**Job:** Can you write out all the lines word for word, with no pictures?

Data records
◇ ◇ ◇
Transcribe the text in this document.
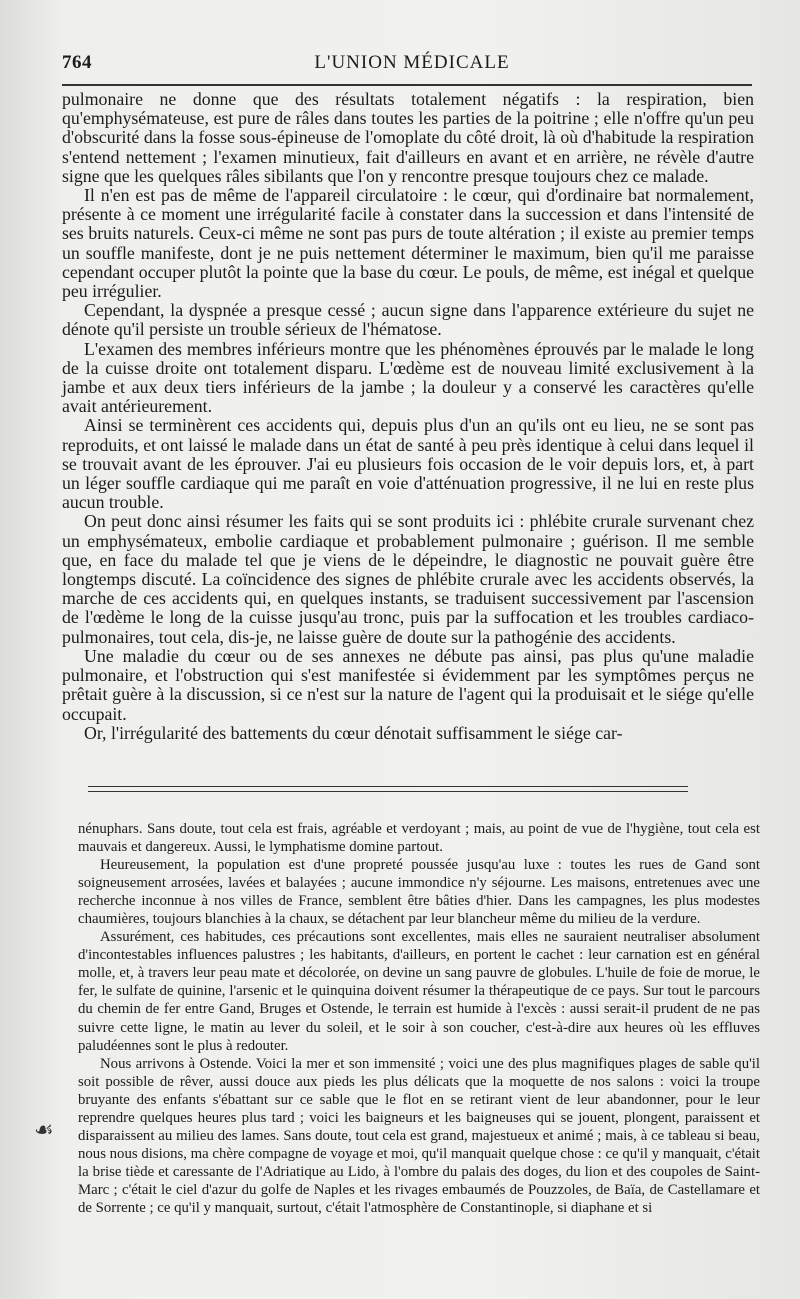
764	L'UNION MÉDICALE

pulmonaire ne donne que des résultats totalement négatifs : la respiration, bien qu'emphysémateuse, est pure de râles dans toutes les parties de la poitrine ; elle n'offre qu'un peu d'obscurité dans la fosse sous-épineuse de l'omoplate du côté droit, là où d'habitude la respiration s'entend nettement ; l'examen minutieux, fait d'ailleurs en avant et en arrière, ne révèle d'autre signe que les quelques râles sibilants que l'on y rencontre presque toujours chez ce malade.

Il n'en est pas de même de l'appareil circulatoire : le cœur, qui d'ordinaire bat normalement, présente à ce moment une irrégularité facile à constater dans la succession et dans l'intensité de ses bruits naturels. Ceux-ci même ne sont pas purs de toute altération ; il existe au premier temps un souffle manifeste, dont je ne puis nettement déterminer le maximum, bien qu'il me paraisse cependant occuper plutôt la pointe que la base du cœur. Le pouls, de même, est inégal et quelque peu irrégulier.

Cependant, la dyspnée a presque cessé ; aucun signe dans l'apparence extérieure du sujet ne dénote qu'il persiste un trouble sérieux de l'hématose.

L'examen des membres inférieurs montre que les phénomènes éprouvés par le malade le long de la cuisse droite ont totalement disparu. L'œdème est de nouveau limité exclusivement à la jambe et aux deux tiers inférieurs de la jambe ; la douleur y a conservé les caractères qu'elle avait antérieurement.

Ainsi se terminèrent ces accidents qui, depuis plus d'un an qu'ils ont eu lieu, ne se sont pas reproduits, et ont laissé le malade dans un état de santé à peu près identique à celui dans lequel il se trouvait avant de les éprouver. J'ai eu plusieurs fois occasion de le voir depuis lors, et, à part un léger souffle cardiaque qui me paraît en voie d'atténuation progressive, il ne lui en reste plus aucun trouble.

On peut donc ainsi résumer les faits qui se sont produits ici : phlébite crurale survenant chez un emphysémateux, embolie cardiaque et probablement pulmonaire ; guérison. Il me semble que, en face du malade tel que je viens de le dépeindre, le diagnostic ne pouvait guère être longtemps discuté. La coïncidence des signes de phlébite crurale avec les accidents observés, la marche de ces accidents qui, en quelques instants, se traduisent successivement par l'ascension de l'œdème le long de la cuisse jusqu'au tronc, puis par la suffocation et les troubles cardiaco-pulmonaires, tout cela, dis-je, ne laisse guère de doute sur la pathogénie des accidents.

Une maladie du cœur ou de ses annexes ne débute pas ainsi, pas plus qu'une maladie pulmonaire, et l'obstruction qui s'est manifestée si évidemment par les symptômes perçus ne prêtait guère à la discussion, si ce n'est sur la nature de l'agent qui la produisait et le siége qu'elle occupait.

Or, l'irrégularité des battements du cœur dénotait suffisamment le siége car-

nénuphars. Sans doute, tout cela est frais, agréable et verdoyant ; mais, au point de vue de l'hygiène, tout cela est mauvais et dangereux. Aussi, le lymphatisme domine partout.

Heureusement, la population est d'une propreté poussée jusqu'au luxe : toutes les rues de Gand sont soigneusement arrosées, lavées et balayées ; aucune immondice n'y séjourne. Les maisons, entretenues avec une recherche inconnue à nos villes de France, semblent être bâties d'hier. Dans les campagnes, les plus modestes chaumières, toujours blanchies à la chaux, se détachent par leur blancheur même du milieu de la verdure.

Assurément, ces habitudes, ces précautions sont excellentes, mais elles ne sauraient neutraliser absolument d'incontestables influences palustres ; les habitants, d'ailleurs, en portent le cachet : leur carnation est en général molle, et, à travers leur peau mate et décolorée, on devine un sang pauvre de globules. L'huile de foie de morue, le fer, le sulfate de quinine, l'arsenic et le quinquina doivent résumer la thérapeutique de ce pays. Sur tout le parcours du chemin de fer entre Gand, Bruges et Ostende, le terrain est humide à l'excès : aussi serait-il prudent de ne pas suivre cette ligne, le matin au lever du soleil, et le soir à son coucher, c'est-à-dire aux heures où les effluves paludéennes sont le plus à redouter.

Nous arrivons à Ostende. Voici la mer et son immensité ; voici une des plus magnifiques plages de sable qu'il soit possible de rêver, aussi douce aux pieds les plus délicats que la moquette de nos salons : voici la troupe bruyante des enfants s'ébattant sur ce sable que le flot en se retirant vient de leur abandonner, pour le leur reprendre quelques heures plus tard ; voici les baigneurs et les baigneuses qui se jouent, plongent, paraissent et disparaissent au milieu des lames. Sans doute, tout cela est grand, majestueux et animé ; mais, à ce tableau si beau, nous nous disions, ma chère compagne de voyage et moi, qu'il manquait quelque chose : ce qu'il y manquait, c'était la brise tiède et caressante de l'Adriatique au Lido, à l'ombre du palais des doges, du lion et des coupoles de Saint-Marc ; c'était le ciel d'azur du golfe de Naples et les rivages embaumés de Pouzzoles, de Baïa, de Castellamare et de Sorrente ; ce qu'il y manquait, surtout, c'était l'atmosphère de Constantinople, si diaphane et si

☙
◇ ◇ ◇
**Problem solution:**
Transcribe the text in this document.
764	L'UNION MÉDICALE

pulmonaire ne donne que des résultats totalement négatifs : la respiration, bien qu'emphysémateuse, est pure de râles dans toutes les parties de la poitrine ; elle n'offre qu'un peu d'obscurité dans la fosse sous-épineuse de l'omoplate du côté droit, là où d'habitude la respiration s'entend nettement ; l'examen minutieux, fait d'ailleurs en avant et en arrière, ne révèle d'autre signe que les quelques râles sibilants que l'on y rencontre presque toujours chez ce malade.

Il n'en est pas de même de l'appareil circulatoire : le cœur, qui d'ordinaire bat normalement, présente à ce moment une irrégularité facile à constater dans la succession et dans l'intensité de ses bruits naturels. Ceux-ci même ne sont pas purs de toute altération ; il existe au premier temps un souffle manifeste, dont je ne puis nettement déterminer le maximum, bien qu'il me paraisse cependant occuper plutôt la pointe que la base du cœur. Le pouls, de même, est inégal et quelque peu irrégulier.

Cependant, la dyspnée a presque cessé ; aucun signe dans l'apparence extérieure du sujet ne dénote qu'il persiste un trouble sérieux de l'hématose.

L'examen des membres inférieurs montre que les phénomènes éprouvés par le malade le long de la cuisse droite ont totalement disparu. L'œdème est de nouveau limité exclusivement à la jambe et aux deux tiers inférieurs de la jambe ; la douleur y a conservé les caractères qu'elle avait antérieurement.

Ainsi se terminèrent ces accidents qui, depuis plus d'un an qu'ils ont eu lieu, ne se sont pas reproduits, et ont laissé le malade dans un état de santé à peu près identique à celui dans lequel il se trouvait avant de les éprouver. J'ai eu plusieurs fois occasion de le voir depuis lors, et, à part un léger souffle cardiaque qui me paraît en voie d'atténuation progressive, il ne lui en reste plus aucun trouble.

On peut donc ainsi résumer les faits qui se sont produits ici : phlébite crurale survenant chez un emphysémateux, embolie cardiaque et probablement pulmonaire ; guérison. Il me semble que, en face du malade tel que je viens de le dépeindre, le diagnostic ne pouvait guère être longtemps discuté. La coïncidence des signes de phlébite crurale avec les accidents observés, la marche de ces accidents qui, en quelques instants, se traduisent successivement par l'ascension de l'œdème le long de la cuisse jusqu'au tronc, puis par la suffocation et les troubles cardiaco-pulmonaires, tout cela, dis-je, ne laisse guère de doute sur la pathogénie des accidents.

Une maladie du cœur ou de ses annexes ne débute pas ainsi, pas plus qu'une maladie pulmonaire, et l'obstruction qui s'est manifestée si évidemment par les symptômes perçus ne prêtait guère à la discussion, si ce n'est sur la nature de l'agent qui la produisait et le siége qu'elle occupait.

Or, l'irrégularité des battements du cœur dénotait suffisamment le siége car-

nénuphars. Sans doute, tout cela est frais, agréable et verdoyant ; mais, au point de vue de l'hygiène, tout cela est mauvais et dangereux. Aussi, le lymphatisme domine partout.

Heureusement, la population est d'une propreté poussée jusqu'au luxe : toutes les rues de Gand sont soigneusement arrosées, lavées et balayées ; aucune immondice n'y séjourne. Les maisons, entretenues avec une recherche inconnue à nos villes de France, semblent être bâties d'hier. Dans les campagnes, les plus modestes chaumières, toujours blanchies à la chaux, se détachent par leur blancheur même du milieu de la verdure.

Assurément, ces habitudes, ces précautions sont excellentes, mais elles ne sauraient neutraliser absolument d'incontestables influences palustres ; les habitants, d'ailleurs, en portent le cachet : leur carnation est en général molle, et, à travers leur peau mate et décolorée, on devine un sang pauvre de globules. L'huile de foie de morue, le fer, le sulfate de quinine, l'arsenic et le quinquina doivent résumer la thérapeutique de ce pays. Sur tout le parcours du chemin de fer entre Gand, Bruges et Ostende, le terrain est humide à l'excès : aussi serait-il prudent de ne pas suivre cette ligne, le matin au lever du soleil, et le soir à son coucher, c'est-à-dire aux heures où les effluves paludéennes sont le plus à redouter.

Nous arrivons à Ostende. Voici la mer et son immensité ; voici une des plus magnifiques plages de sable qu'il soit possible de rêver, aussi douce aux pieds les plus délicats que la moquette de nos salons : voici la troupe bruyante des enfants s'ébattant sur ce sable que le flot en se retirant vient de leur abandonner, pour le leur reprendre quelques heures plus tard ; voici les baigneurs et les baigneuses qui se jouent, plongent, paraissent et disparaissent au milieu des lames. Sans doute, tout cela est grand, majestueux et animé ; mais, à ce tableau si beau, nous nous disions, ma chère compagne de voyage et moi, qu'il manquait quelque chose : ce qu'il y manquait, c'était la brise tiède et caressante de l'Adriatique au Lido, à l'ombre du palais des doges, du lion et des coupoles de Saint-Marc ; c'était le ciel d'azur du golfe de Naples et les rivages embaumés de Pouzzoles, de Baïa, de Castellamare et de Sorrente ; ce qu'il y manquait, surtout, c'était l'atmosphère de Constantinople, si diaphane et si

☙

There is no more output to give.